• **TASK INSTRUCTIONS**
In the text on population genetic inference, rewrite the paragraph beginning "In this context, supervised machine learning" as a short bulleted list that keeps its main facts.

• **TEXT SECTION**
To keep pace with a regular increase of genetic data accessible to biologists, computational methodologies for population genetic inference are constantly and rapidly being developed. Simulation-based likelihood-free methods such as approximate Bayesian computation (ABC; Beaumont et al., 2002) represent an elaborate approach to model-based inference in a Bayesian setting in which model likelihoods are difficult to calculate and must be estimated by massive simulations. Due to their great flexibility, ABC methods are well adapted to the analysis of complex models (hereafter referred to as scenarios) of populations' and species' histories, in which divergence events, population size changes, and genetic admixture or migration events are suspected (reviewed in Beaumont, 2010; Bertorelle et al., 2010; Csilléry et al., 2010). With the advent of next generation sequencing (NGS) technologies, population genetic data sets have drastically grown in size (both in terms of number of genotyped loci and number of genetically characterized populations), so that ABC users are facing two major problems: (i) the simulation of massive numbers of large data sets constituting a so-called reference table, as required for “traditional” ABC methods, becomes prohibitive without extensive computational resources, and (ii) the substantial increase in the number of nonindependent statistics used to extract information from the genetic data (an issue also valid for non-NGS data) poses various statistical problems, including the “curse of dimensionality” whereby accuracy of inferences decreases as the number of summary statistics grows (e.g., Beaumont, 2010). Although much effort has gone into dimensionality reduction and feature selection for ABC (reviewed in Blum et al., 2013; Estoup et al., 2012), reducing dimensionality might lead to loss of information if the remaining summaries fail to capture enough information from the data.

In this context, supervised machine learning (SML) methods provide attractive solutions for statistical inference. SML methods allow predicting new data points through the use of a training set of labeled simulated data examples, for which true response values are known. This data structure is reminiscent of the ABC reference table. The ability of SML methods to use simulation as a stand-in for observed data is crucial for population genetics applications, where adequately sized data sets with high-confidence labels are currently hard to obtain. Most interestingly, some SML methods are able to take advantage of high dimensional input and suffer only slightly from the curse of dimensionality (Anderson et al., 2014; Chen et al., 2013; Schrider & Kern, 2018). SML approaches are currently revolutionizing many fields (e.g., Sebastiani, 2002 in text categorization; Libbrecht & Noble, 2015 in genomics; Angermueller et al., 2016 in genomics and cellular imaging), but their use in population genetics inference is still in its infancy (see for example, Chapuis et al., 2020; Fraimout et al., 2017; Pybus et al., 2015; Schrider & Kern, 2016, 2018; Sheehan & Song, 2016; Schrider et al., 2018; Smith & Carstens, 2020; Smith et al., 2017).

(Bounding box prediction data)
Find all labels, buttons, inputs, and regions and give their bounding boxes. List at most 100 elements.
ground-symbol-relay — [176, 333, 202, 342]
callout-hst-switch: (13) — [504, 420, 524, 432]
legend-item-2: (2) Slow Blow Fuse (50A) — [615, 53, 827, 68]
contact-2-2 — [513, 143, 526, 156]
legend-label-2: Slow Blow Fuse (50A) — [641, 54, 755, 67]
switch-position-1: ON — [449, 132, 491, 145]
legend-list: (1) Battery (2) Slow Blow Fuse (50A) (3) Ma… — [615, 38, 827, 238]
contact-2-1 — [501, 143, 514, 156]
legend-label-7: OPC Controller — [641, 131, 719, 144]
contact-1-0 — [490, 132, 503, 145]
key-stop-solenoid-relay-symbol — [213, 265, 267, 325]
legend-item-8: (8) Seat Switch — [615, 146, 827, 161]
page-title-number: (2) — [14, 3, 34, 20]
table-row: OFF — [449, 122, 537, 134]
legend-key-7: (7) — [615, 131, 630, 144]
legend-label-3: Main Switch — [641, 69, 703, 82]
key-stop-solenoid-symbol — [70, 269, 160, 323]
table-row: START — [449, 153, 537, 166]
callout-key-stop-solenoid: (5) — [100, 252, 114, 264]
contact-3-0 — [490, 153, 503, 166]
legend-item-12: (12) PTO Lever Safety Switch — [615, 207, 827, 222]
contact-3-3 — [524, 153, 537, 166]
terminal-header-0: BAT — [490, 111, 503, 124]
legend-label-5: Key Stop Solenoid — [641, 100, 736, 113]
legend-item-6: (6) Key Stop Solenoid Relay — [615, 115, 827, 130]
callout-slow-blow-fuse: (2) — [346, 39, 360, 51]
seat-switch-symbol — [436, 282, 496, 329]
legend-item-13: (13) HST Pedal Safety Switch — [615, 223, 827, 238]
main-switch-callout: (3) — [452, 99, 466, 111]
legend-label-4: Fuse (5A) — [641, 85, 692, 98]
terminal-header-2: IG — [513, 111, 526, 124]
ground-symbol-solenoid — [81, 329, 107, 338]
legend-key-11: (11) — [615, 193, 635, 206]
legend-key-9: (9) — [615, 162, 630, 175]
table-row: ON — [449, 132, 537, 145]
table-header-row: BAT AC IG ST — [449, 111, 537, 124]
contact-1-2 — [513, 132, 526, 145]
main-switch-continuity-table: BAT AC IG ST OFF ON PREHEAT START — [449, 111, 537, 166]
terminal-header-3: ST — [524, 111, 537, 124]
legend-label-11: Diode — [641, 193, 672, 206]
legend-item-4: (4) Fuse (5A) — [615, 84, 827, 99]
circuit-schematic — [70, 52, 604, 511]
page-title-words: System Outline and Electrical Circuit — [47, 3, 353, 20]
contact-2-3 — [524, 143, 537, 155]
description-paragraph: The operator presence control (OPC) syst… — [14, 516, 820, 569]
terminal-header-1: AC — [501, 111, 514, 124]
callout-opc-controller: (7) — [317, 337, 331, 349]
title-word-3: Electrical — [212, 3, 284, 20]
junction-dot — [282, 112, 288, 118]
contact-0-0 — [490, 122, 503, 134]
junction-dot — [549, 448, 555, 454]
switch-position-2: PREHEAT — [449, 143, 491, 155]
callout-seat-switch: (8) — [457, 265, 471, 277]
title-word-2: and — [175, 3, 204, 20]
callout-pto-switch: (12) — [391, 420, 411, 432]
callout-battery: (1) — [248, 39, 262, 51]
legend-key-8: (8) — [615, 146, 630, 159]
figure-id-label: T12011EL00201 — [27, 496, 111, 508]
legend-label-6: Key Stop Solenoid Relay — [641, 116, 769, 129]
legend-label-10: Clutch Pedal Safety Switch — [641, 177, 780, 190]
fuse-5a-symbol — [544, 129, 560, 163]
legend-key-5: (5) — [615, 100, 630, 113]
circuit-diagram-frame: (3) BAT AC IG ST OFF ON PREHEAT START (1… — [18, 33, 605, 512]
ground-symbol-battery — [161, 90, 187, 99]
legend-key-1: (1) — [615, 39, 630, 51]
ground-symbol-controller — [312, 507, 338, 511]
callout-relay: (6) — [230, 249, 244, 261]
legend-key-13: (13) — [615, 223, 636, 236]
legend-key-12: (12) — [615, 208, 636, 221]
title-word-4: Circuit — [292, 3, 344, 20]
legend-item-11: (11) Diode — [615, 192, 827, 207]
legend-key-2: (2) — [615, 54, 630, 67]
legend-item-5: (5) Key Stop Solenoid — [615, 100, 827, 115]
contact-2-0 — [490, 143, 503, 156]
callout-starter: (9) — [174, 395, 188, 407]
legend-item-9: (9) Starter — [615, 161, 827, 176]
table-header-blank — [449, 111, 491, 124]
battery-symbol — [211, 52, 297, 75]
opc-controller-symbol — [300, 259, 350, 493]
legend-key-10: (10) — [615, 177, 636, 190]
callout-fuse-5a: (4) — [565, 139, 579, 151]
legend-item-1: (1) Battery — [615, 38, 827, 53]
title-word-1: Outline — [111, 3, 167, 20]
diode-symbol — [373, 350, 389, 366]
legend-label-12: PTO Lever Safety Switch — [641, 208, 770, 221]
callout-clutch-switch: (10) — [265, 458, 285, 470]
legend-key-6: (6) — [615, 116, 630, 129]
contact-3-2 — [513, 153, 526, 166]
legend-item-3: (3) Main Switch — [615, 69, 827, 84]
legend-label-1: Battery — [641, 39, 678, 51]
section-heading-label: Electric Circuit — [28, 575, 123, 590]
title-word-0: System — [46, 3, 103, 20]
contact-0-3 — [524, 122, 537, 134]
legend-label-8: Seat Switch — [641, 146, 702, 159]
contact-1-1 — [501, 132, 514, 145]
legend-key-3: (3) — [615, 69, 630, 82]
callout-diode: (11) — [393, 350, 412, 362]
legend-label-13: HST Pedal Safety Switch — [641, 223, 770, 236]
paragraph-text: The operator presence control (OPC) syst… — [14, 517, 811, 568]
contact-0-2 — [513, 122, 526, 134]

• **RESPONSE BOX**
- Supervised machine learning (SML) methods offer attractive solutions for statistical inference.
- They predict new data points using a training set of labeled simulated examples whose true response values are known, a structure similar to the ABC reference table.
- Being able to use simulation in place of observed data is crucial in population genetics, where adequately sized data sets with high-confidence labels are hard to obtain.
- Some SML methods can exploit high-dimensional input and suffer only slightly from the curse of dimensionality.
- SML is revolutionizing many fields, such as text categorization, genomics and cellular imaging, but its use in population genetics inference is still in its infancy.